*Work to do:* Give nothing except the number of lines containing the word "page".

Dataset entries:
_ _ _
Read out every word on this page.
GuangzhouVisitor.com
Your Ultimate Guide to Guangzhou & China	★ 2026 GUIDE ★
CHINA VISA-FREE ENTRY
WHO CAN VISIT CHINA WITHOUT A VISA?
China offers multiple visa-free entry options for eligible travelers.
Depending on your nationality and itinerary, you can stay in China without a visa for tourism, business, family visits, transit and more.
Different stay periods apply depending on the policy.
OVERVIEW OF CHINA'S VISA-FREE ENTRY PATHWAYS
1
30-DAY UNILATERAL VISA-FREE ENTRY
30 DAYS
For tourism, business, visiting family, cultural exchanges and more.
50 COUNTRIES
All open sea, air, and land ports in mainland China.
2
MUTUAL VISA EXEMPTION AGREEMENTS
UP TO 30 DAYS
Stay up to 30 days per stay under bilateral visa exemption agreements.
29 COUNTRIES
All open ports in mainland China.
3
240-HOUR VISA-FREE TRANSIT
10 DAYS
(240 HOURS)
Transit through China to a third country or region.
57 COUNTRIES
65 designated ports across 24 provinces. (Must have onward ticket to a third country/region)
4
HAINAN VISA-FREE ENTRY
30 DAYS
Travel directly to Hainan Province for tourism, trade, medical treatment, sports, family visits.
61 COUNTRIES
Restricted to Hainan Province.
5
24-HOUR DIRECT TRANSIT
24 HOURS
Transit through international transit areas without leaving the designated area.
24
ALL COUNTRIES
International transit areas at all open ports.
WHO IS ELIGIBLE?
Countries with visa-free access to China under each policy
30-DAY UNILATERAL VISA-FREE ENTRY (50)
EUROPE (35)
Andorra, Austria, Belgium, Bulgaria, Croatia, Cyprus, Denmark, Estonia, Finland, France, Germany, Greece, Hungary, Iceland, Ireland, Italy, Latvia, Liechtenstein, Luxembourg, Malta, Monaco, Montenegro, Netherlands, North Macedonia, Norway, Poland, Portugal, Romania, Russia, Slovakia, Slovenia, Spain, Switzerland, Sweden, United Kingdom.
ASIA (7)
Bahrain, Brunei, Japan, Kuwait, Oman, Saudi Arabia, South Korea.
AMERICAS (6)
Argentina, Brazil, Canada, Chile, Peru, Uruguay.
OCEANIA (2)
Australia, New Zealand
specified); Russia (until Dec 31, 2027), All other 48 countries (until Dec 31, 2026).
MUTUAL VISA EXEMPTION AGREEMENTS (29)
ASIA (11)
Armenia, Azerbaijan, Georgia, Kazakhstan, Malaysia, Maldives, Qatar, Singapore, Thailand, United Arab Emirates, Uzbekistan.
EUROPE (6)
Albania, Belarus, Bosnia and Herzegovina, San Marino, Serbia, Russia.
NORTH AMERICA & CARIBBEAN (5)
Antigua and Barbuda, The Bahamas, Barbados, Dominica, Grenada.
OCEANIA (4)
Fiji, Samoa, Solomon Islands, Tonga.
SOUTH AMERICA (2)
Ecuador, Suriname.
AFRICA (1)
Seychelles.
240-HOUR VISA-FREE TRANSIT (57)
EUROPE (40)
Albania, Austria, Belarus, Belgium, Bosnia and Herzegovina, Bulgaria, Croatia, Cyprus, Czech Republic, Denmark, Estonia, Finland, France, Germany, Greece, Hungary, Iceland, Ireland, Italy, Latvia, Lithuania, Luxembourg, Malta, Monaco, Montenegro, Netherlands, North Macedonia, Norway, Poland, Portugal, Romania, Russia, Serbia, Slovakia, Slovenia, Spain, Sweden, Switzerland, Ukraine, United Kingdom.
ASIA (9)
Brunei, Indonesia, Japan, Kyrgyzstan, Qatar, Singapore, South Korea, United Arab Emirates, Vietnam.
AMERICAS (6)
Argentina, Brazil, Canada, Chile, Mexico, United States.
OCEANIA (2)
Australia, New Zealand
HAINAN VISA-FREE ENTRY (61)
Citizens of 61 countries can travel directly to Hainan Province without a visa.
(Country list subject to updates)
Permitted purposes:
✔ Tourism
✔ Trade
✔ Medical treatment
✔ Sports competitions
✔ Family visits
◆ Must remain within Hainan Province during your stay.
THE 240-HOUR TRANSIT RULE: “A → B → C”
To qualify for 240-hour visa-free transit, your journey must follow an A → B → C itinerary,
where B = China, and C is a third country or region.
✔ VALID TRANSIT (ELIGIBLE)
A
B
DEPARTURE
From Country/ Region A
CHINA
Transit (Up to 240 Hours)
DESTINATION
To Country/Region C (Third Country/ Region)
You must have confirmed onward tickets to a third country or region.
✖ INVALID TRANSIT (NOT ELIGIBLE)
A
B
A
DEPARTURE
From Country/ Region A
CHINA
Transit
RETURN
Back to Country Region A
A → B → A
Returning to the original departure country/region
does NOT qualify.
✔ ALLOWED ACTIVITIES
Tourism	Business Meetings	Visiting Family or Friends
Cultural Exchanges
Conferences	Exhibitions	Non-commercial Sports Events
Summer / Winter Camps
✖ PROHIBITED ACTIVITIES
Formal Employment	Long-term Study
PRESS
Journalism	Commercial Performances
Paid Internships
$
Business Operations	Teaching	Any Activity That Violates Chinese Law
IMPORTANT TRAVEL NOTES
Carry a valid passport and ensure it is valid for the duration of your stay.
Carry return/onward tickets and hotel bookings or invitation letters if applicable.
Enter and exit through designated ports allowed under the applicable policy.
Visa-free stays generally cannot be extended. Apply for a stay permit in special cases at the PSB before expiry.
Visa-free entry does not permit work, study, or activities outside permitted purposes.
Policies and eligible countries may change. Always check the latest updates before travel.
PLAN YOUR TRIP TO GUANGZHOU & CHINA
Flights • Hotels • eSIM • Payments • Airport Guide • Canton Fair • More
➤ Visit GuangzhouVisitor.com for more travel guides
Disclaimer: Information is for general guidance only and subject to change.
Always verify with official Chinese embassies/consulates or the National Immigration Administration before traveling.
_ _ _
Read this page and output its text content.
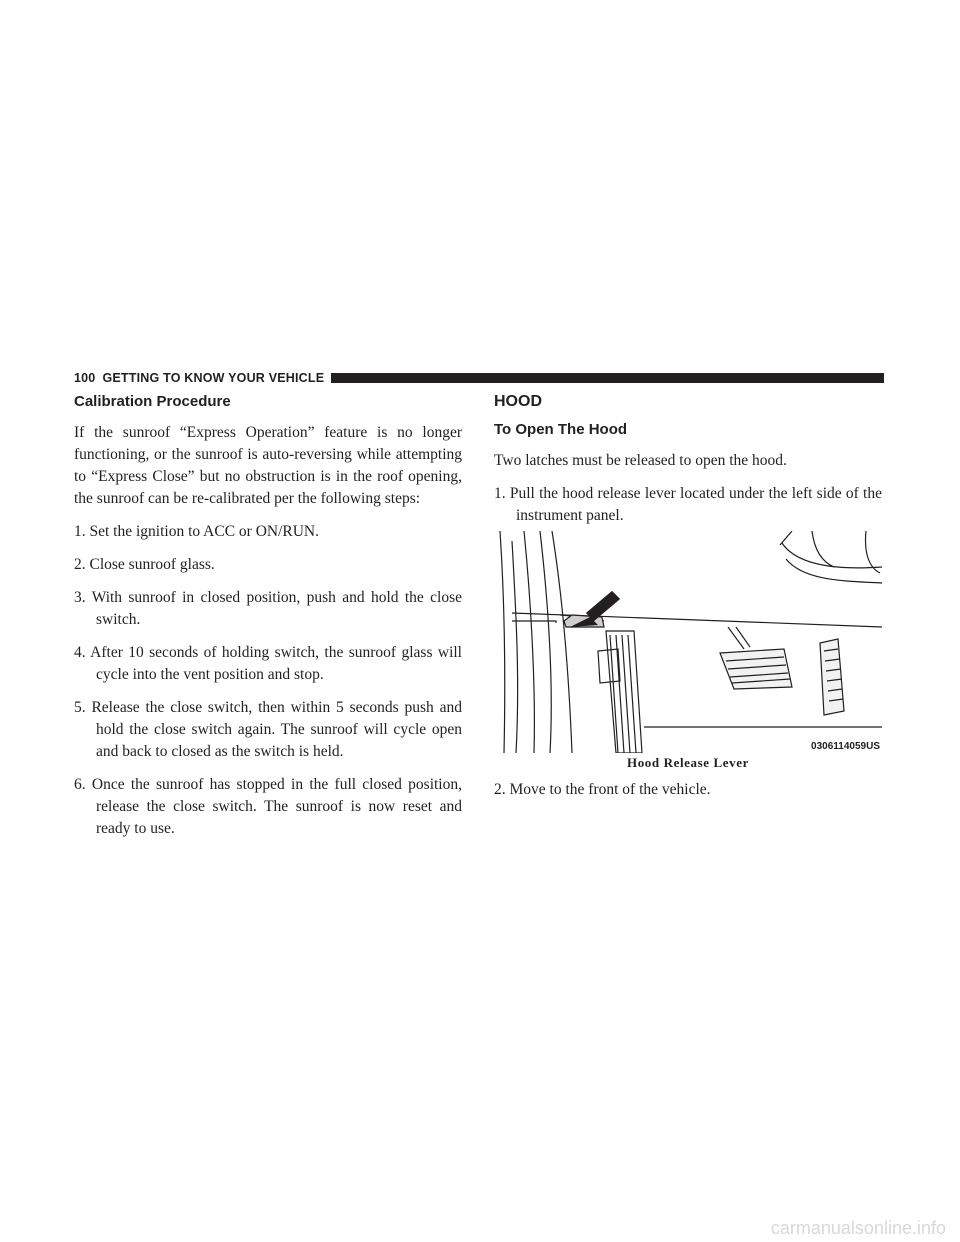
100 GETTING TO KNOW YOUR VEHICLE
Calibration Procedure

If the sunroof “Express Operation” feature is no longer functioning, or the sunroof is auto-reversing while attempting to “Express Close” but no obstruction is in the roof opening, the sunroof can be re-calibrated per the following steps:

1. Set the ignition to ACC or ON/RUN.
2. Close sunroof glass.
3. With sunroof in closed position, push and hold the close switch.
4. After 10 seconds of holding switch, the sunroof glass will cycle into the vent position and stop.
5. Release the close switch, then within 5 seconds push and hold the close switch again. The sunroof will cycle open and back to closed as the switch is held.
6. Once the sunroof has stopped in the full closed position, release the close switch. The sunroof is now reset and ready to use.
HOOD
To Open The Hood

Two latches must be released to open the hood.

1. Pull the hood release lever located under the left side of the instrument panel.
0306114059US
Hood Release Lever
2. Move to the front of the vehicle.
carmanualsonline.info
_ _ _
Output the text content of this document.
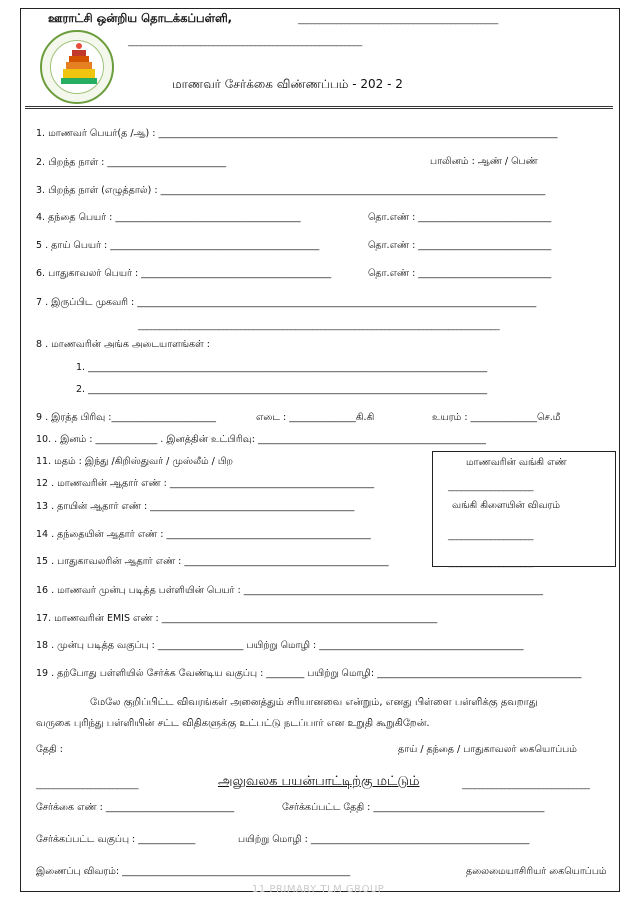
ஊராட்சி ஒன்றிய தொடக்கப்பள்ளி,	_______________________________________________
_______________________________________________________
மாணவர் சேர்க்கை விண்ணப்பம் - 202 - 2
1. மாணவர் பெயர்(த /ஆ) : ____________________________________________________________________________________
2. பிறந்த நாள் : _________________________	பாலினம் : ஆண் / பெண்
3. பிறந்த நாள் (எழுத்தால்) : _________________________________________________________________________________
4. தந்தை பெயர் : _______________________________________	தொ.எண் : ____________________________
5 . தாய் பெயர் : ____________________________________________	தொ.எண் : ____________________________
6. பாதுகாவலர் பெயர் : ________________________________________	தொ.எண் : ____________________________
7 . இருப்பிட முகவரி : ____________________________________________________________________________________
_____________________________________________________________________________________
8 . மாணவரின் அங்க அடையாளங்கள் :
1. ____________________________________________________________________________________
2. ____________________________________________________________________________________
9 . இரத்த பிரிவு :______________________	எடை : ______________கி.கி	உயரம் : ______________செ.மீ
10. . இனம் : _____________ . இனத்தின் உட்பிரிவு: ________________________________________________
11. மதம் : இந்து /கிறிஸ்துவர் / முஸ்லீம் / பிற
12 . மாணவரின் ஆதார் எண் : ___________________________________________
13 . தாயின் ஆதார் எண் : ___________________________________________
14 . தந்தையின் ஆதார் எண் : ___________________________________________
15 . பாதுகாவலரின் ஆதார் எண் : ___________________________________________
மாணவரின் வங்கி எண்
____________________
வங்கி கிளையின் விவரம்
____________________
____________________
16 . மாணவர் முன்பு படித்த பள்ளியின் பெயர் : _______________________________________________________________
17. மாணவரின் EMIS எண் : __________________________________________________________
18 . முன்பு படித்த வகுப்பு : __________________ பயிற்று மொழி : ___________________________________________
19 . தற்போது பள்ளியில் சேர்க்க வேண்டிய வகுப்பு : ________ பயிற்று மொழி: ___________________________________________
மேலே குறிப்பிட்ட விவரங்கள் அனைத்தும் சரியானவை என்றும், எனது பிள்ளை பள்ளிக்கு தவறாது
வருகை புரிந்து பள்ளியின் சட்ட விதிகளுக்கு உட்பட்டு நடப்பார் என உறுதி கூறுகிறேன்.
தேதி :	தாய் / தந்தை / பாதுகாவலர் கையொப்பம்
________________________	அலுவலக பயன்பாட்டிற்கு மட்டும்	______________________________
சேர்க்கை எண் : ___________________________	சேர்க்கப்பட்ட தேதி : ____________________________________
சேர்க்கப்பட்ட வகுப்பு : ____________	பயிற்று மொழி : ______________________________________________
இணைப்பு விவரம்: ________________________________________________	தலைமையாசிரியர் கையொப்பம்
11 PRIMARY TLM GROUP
_ _ _
*Result of this task:* 2